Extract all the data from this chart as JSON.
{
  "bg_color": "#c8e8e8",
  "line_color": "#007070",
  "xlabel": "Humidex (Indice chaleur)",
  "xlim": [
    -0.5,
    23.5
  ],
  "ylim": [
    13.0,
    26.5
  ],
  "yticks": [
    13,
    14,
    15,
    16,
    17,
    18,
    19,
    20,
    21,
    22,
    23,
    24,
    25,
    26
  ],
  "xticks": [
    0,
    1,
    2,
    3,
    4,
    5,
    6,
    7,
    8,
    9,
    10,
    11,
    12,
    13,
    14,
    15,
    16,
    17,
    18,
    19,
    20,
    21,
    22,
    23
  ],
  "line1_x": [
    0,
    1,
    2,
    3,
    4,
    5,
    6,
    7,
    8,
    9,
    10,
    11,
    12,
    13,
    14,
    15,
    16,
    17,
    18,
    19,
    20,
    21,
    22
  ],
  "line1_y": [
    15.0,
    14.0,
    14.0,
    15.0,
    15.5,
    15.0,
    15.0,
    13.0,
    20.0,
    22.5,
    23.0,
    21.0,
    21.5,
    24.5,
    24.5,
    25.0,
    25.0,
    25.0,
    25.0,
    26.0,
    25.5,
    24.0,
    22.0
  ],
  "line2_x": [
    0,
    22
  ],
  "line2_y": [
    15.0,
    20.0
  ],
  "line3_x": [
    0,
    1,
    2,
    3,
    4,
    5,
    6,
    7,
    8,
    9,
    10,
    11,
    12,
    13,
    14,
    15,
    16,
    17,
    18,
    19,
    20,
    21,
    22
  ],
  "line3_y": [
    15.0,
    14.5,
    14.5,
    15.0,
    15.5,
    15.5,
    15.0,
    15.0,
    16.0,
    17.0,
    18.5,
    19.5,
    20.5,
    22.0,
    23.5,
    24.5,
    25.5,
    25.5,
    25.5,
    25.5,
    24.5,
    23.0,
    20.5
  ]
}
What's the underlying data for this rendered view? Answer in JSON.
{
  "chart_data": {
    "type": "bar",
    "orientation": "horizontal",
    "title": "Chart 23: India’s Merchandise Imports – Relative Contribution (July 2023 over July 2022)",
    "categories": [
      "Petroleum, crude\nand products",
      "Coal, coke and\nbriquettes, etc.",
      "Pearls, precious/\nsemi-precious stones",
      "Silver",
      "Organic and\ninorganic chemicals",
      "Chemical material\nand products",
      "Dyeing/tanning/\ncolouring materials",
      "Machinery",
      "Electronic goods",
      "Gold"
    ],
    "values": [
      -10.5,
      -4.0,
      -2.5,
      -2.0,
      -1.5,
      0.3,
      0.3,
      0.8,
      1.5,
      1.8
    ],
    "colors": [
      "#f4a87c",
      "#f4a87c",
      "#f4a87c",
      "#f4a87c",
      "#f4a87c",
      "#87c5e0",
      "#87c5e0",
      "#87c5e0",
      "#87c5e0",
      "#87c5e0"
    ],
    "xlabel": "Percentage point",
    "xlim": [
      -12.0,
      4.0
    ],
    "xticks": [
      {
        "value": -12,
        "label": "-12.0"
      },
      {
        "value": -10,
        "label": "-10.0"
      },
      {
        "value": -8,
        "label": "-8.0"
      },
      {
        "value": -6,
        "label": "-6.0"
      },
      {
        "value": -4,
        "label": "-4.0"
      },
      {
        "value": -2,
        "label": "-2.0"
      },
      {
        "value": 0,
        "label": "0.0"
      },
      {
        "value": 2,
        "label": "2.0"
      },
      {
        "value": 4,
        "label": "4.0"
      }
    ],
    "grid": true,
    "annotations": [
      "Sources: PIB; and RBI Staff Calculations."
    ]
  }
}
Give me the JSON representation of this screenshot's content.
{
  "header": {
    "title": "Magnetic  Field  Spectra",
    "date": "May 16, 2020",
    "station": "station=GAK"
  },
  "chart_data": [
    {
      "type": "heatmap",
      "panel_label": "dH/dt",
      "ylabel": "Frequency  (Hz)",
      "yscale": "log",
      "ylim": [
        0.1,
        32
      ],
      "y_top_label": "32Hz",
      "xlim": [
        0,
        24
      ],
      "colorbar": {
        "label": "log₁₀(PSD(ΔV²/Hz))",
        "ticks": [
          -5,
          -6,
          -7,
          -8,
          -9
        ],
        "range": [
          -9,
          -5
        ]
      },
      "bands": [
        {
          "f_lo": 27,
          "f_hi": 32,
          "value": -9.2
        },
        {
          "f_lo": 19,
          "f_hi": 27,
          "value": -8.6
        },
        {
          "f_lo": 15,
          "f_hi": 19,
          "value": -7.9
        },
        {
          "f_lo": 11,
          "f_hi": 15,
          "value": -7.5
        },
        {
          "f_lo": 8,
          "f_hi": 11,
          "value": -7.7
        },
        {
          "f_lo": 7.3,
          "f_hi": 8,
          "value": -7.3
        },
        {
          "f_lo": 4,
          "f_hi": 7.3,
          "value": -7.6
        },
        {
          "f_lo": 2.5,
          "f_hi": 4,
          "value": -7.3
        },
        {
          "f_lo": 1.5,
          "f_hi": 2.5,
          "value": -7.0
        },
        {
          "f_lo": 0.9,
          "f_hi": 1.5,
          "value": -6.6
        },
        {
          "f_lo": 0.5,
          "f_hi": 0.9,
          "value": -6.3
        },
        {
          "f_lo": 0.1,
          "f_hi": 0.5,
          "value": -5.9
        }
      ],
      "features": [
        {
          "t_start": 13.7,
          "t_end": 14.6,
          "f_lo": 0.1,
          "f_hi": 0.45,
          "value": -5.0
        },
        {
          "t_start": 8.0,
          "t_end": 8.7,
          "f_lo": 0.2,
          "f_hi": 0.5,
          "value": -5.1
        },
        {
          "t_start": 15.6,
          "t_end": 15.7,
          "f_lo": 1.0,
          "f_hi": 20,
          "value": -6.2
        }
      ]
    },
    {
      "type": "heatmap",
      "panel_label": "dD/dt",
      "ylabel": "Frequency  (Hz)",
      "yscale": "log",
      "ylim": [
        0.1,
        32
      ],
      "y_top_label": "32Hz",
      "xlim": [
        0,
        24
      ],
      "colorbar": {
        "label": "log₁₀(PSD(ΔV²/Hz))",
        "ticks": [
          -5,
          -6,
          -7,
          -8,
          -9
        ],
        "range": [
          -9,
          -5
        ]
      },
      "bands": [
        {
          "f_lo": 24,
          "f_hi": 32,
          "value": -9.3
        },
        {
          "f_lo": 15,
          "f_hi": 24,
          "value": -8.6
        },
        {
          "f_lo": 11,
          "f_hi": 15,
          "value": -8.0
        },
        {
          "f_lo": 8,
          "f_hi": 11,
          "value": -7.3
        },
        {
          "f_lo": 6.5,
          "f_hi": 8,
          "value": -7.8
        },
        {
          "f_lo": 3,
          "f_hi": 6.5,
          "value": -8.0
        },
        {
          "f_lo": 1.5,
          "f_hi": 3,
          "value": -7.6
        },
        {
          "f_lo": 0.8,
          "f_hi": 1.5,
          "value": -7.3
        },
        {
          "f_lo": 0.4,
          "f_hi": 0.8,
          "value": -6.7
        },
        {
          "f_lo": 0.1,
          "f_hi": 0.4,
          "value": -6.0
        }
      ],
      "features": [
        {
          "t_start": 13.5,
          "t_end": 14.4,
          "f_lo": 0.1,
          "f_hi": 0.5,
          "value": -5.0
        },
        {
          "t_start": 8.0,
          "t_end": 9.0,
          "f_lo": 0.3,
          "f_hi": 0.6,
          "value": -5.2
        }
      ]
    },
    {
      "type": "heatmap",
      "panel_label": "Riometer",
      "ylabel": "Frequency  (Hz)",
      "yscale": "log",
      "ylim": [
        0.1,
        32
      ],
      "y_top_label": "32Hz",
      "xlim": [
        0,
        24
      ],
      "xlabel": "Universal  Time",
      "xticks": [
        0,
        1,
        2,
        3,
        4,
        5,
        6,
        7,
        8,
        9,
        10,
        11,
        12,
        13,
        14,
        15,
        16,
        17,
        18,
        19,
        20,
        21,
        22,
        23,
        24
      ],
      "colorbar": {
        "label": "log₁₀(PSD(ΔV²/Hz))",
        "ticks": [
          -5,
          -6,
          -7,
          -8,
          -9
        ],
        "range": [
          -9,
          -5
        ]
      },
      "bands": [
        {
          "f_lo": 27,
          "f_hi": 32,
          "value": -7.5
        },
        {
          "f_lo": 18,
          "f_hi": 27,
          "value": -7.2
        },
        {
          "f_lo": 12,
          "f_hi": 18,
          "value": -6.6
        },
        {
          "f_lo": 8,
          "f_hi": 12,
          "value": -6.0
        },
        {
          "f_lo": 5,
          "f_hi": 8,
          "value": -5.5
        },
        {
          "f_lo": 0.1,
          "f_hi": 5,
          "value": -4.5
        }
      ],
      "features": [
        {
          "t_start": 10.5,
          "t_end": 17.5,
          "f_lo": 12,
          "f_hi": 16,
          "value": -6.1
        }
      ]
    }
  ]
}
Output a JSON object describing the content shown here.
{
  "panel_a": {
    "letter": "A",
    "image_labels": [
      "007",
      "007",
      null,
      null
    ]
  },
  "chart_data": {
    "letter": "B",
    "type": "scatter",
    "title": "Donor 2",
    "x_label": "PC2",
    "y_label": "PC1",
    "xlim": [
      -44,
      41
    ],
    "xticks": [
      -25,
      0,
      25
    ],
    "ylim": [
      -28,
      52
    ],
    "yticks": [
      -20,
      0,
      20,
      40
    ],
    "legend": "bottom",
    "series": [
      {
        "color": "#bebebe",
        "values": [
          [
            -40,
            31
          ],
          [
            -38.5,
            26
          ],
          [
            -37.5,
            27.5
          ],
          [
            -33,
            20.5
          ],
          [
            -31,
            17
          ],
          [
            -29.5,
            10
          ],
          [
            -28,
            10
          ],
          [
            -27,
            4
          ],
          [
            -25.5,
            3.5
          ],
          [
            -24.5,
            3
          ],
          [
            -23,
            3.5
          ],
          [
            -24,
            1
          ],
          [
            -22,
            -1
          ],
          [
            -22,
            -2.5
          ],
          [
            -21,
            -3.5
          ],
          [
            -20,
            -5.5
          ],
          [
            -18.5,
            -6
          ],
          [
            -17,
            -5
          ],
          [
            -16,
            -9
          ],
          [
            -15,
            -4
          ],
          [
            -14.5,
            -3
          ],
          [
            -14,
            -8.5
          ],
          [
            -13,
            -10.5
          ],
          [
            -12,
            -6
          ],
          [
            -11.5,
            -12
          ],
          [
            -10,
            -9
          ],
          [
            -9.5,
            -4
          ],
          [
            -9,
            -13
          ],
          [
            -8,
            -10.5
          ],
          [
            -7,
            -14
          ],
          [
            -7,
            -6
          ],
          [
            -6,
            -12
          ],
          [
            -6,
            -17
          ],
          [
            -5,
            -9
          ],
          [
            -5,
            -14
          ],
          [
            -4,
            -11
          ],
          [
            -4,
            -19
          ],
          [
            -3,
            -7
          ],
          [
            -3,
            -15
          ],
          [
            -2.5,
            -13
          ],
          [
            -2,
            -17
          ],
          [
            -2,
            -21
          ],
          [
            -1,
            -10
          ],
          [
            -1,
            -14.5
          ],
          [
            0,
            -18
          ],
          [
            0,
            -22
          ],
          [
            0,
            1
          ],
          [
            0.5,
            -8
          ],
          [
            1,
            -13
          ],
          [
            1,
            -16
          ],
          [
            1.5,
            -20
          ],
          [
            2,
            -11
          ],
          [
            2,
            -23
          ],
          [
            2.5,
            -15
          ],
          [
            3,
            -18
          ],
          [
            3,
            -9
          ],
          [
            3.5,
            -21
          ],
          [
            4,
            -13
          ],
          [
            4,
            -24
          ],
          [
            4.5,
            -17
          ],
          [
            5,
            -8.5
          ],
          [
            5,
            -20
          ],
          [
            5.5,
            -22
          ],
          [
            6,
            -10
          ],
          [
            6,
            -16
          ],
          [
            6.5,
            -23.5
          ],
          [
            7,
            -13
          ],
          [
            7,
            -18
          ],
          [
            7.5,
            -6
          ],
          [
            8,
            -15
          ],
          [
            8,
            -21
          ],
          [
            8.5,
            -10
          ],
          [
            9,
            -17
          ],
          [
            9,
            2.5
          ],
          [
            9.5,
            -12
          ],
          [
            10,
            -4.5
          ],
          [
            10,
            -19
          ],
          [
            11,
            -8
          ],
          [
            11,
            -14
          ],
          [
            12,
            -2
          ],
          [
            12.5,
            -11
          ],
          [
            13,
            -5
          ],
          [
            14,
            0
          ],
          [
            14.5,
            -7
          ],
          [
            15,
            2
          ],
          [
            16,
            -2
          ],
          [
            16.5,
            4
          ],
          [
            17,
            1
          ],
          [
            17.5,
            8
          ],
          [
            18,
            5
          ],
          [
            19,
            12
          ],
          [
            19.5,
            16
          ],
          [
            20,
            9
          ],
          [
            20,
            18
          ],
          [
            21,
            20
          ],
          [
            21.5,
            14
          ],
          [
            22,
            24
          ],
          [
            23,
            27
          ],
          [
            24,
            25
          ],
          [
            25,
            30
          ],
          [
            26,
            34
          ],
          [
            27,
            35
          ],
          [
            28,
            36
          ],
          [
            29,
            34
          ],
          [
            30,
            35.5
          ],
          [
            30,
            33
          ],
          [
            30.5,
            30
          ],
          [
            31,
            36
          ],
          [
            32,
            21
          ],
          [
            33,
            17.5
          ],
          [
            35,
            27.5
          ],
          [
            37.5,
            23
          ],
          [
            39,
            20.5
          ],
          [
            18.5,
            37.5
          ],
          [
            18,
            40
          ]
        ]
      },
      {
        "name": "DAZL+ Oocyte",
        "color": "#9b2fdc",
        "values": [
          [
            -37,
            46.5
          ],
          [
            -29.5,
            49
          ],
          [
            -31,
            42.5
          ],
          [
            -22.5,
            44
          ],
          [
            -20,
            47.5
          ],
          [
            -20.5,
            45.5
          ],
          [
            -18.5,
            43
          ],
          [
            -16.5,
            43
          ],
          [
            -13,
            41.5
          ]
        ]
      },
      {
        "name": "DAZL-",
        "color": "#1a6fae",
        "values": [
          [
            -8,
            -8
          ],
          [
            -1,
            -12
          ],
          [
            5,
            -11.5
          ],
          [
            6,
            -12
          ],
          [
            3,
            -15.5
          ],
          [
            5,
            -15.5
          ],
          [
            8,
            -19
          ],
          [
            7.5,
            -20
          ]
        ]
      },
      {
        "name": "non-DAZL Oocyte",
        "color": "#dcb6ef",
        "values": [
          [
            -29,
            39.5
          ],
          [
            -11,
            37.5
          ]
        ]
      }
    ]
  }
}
# # # # # # #
* REQUIRED WORK
Return each line that includes "xlabel".

* RESULT FOR THIS TASK
  "xlabel": "Humidex (Indice chaleur)",
    "xlabel": "Percentage point",
      "xlabel": "Universal  Time",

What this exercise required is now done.